##### TEXTO
A pressão dos leitores é grande para que eu comente a entrevista que
Dilma Rousseff concedeu a Jô Soares. Há um enorme inconformismo. No
sábado, botei o pé na rua e comecei a ser abordado por conhecidos: "Você
viu aquilo? Você viu que absurdo?". Vamos lá. Vamos botar as coisas nos
seus justos termos.
Jô faz um talk show, não um programa jornalístico. Assim, seu
compromisso com suas afinidades eletivas, com seu gosto pessoal, com
suas idiossincrasias pode ser maior do que com a precisão. É evidente
que ele tinha um roteiro, pautado por uma leitura muito pessoal da
realidade, e decidiu segui-lo. Em muitos momentos, a sua disposição de
sair em defesa de Dilma se mostrou superior à dela própria em se defender.
Ele foi ainda muito pouco lisonjeiro, para empregar palavra suave, com a
imprensa. Assim como não me arvoro em guardião da reputação de seu
programa, não vou aqui tirar ares de ofendido em nome da corporação. Ele
faça o que quiser. Eu vou me ocupar da questão objetiva. E, no caso, ela
é estritamente técnica.
Logo no início do programa, Jô classifica de "absurda" a que chamou de
"onda fora Dilma" e afirma que "na democracia, quando a pessoa é eleita,
tem de se respeitar o voto". Parece-me evidente que ele desconhece o
conteúdo da Lei 1.079, que é a que define crime de responsabilidade.
Parece evidente que ele desconhece os artigos 299 e 359, alíneas "a" e
"c", do Código Penal. Se os conhecesse, tomaria mais cuidado. Não é
preciso fazer juízo exótico nenhum para concluir que essas leis foram
atropeladas pela presidente — no primeiro caso, com os descalabros da
Petrobras; no segundo, com as pedaladas fiscais.
Mas notem: a consideração acima embute um juízo de mérito, e é claro
que, mesmo tomando conhecimento do conteúdo das leis, Jô poderia
discordar e concluir: "Não creio que tenha havido nem crime de
responsabilidade, num caso, nem crime contra as finanças públicas, no
outro". Sim. Eu sei conviver com a diferença e admito que o conjunto
rende uma boa polêmica. O que estou dizendo com isso?
##########
OBJETIVO DECLARADO
Responda a estas perguntas sobre o texto a respeito da entrevista de Dilma Rousseff a Jô Soares:
1. Que tipo de programa Jô Soares faz, segundo o texto?
2. Qual lei o texto diz definir crime de responsabilidade?
3. Que dois fatos o texto aponta como os casos em que a presidente teria atropelado as leis?
Responda com base apenas no texto.
##### DADOS REGISTRADOS
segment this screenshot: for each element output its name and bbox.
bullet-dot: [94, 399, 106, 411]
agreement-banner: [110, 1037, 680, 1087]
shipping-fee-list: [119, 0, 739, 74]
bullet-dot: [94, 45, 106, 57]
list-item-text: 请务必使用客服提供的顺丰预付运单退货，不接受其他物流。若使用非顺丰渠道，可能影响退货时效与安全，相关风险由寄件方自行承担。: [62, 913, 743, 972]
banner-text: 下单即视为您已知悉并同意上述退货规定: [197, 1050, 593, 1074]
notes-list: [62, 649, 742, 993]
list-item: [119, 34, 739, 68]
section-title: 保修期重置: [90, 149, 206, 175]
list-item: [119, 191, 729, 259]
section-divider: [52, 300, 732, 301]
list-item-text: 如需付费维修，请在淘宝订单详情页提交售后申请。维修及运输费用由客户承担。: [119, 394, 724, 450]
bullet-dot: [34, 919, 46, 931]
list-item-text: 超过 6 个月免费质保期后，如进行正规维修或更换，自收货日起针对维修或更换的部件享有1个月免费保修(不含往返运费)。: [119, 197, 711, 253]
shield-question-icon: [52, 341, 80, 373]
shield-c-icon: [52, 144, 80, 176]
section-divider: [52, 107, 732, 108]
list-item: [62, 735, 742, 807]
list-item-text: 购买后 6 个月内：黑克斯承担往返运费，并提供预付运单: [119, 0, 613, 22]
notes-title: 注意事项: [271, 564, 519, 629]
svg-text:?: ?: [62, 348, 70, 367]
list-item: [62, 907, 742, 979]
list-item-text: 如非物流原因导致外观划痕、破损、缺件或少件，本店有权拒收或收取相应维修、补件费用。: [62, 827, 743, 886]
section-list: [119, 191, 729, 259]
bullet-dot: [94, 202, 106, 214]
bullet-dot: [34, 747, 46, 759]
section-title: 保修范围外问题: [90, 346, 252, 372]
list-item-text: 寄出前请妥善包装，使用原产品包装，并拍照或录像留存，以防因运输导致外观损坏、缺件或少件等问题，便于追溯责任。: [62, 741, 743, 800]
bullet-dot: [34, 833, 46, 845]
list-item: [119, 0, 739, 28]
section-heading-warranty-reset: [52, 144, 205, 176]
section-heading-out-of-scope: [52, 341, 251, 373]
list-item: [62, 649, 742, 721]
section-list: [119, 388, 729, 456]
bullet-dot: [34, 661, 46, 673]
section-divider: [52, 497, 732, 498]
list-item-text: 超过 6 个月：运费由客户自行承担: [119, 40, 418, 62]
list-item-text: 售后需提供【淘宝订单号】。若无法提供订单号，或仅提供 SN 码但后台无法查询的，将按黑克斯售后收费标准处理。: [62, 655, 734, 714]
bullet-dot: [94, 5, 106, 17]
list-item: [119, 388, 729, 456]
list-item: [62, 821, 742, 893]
##########
RESULTADO FINAL
1. Jô Soares faz um talk show, não um programa jornalístico.
2. É a Lei 1.079.
3. São os descalabros da Petrobras e as pedaladas fiscais.